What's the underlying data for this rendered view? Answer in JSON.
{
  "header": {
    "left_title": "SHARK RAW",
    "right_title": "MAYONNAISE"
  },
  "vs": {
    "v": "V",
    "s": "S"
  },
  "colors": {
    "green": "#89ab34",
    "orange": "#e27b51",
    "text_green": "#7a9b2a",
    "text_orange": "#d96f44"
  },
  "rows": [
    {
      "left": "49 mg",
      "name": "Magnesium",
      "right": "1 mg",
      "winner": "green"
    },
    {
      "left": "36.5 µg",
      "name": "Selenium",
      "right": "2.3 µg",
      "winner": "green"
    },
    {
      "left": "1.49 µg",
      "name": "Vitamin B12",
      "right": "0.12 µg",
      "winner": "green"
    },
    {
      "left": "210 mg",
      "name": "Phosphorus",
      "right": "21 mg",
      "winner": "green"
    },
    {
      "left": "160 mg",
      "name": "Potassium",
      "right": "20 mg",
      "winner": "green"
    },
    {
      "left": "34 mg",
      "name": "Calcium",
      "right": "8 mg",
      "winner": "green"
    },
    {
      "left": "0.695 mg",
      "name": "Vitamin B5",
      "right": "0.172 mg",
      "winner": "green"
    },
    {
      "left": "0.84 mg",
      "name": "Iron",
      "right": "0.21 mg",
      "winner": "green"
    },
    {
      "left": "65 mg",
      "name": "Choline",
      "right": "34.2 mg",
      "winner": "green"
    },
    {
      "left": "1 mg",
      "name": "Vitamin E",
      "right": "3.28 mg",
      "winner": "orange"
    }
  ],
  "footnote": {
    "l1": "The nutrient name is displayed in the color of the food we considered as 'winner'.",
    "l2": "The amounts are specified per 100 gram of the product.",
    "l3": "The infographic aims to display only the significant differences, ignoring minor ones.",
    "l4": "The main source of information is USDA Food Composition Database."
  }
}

◆ ◆ ◆ ◆ ◆

#### GIVEN PROBLEM:
Check each line of the records above for the word "Vitamin", then give the number of lines that have it, with no other words.

#### RESULT OF THE EXERCISE:
3